- TASK OBJECTIVE: Using the listing below, give the number of lines where "seed" appears, and nothing else.

- SOURCE MATERIAL:
=======

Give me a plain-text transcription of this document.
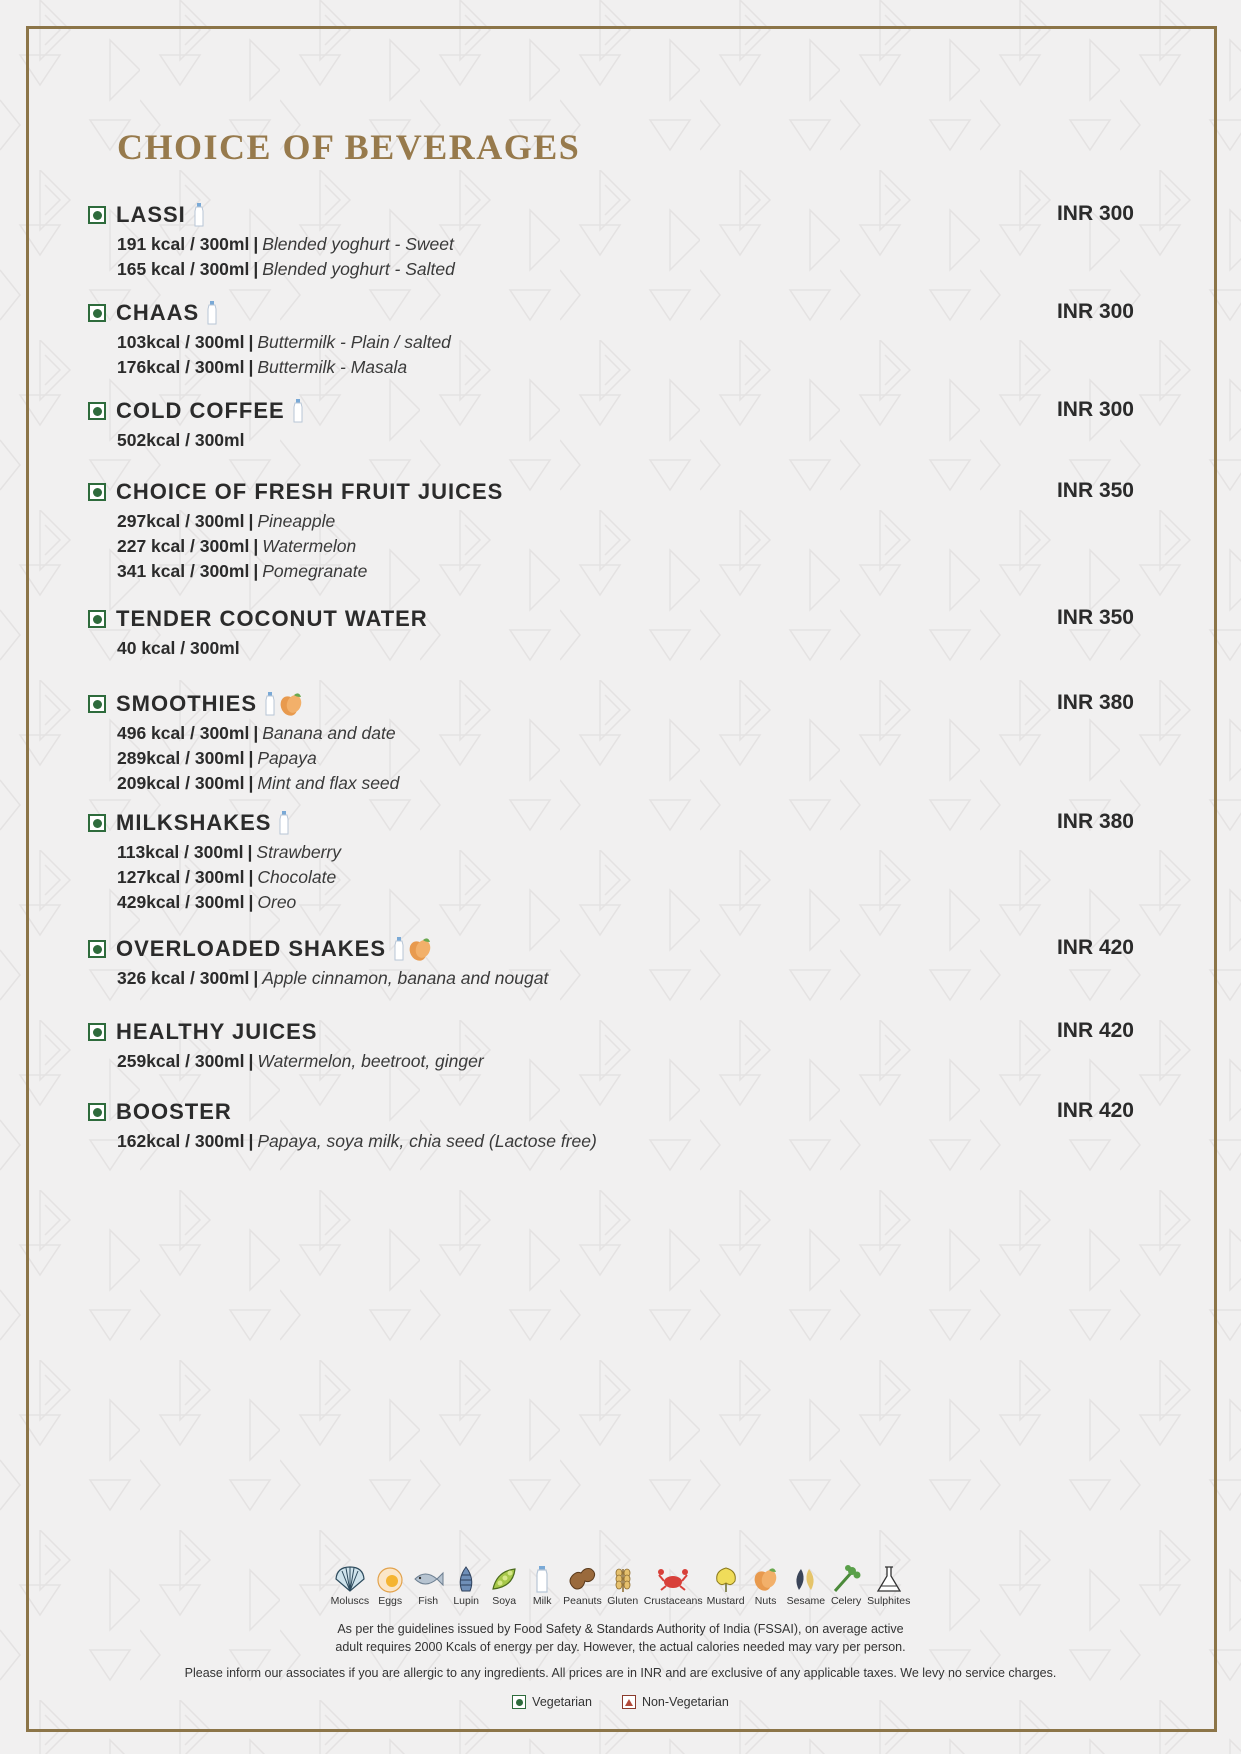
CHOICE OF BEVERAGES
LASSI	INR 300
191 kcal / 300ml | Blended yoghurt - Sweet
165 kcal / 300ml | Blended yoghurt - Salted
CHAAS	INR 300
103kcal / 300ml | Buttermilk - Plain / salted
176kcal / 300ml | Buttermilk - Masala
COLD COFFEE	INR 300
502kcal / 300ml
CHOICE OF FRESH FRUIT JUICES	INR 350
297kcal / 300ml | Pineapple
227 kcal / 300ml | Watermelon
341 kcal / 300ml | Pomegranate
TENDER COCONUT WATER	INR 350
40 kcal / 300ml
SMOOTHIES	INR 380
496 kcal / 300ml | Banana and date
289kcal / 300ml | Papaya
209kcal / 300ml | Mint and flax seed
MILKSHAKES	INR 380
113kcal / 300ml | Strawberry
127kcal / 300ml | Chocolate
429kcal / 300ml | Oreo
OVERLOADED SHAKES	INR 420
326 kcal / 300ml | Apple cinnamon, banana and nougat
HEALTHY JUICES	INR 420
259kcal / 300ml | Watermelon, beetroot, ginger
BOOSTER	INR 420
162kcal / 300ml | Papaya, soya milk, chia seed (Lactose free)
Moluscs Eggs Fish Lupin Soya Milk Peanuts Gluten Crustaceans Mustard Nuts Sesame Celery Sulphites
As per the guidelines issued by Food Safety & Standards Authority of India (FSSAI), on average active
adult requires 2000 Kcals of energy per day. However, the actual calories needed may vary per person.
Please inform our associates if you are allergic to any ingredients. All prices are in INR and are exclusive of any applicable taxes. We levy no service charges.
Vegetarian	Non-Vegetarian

=======

- THE REPLY: 2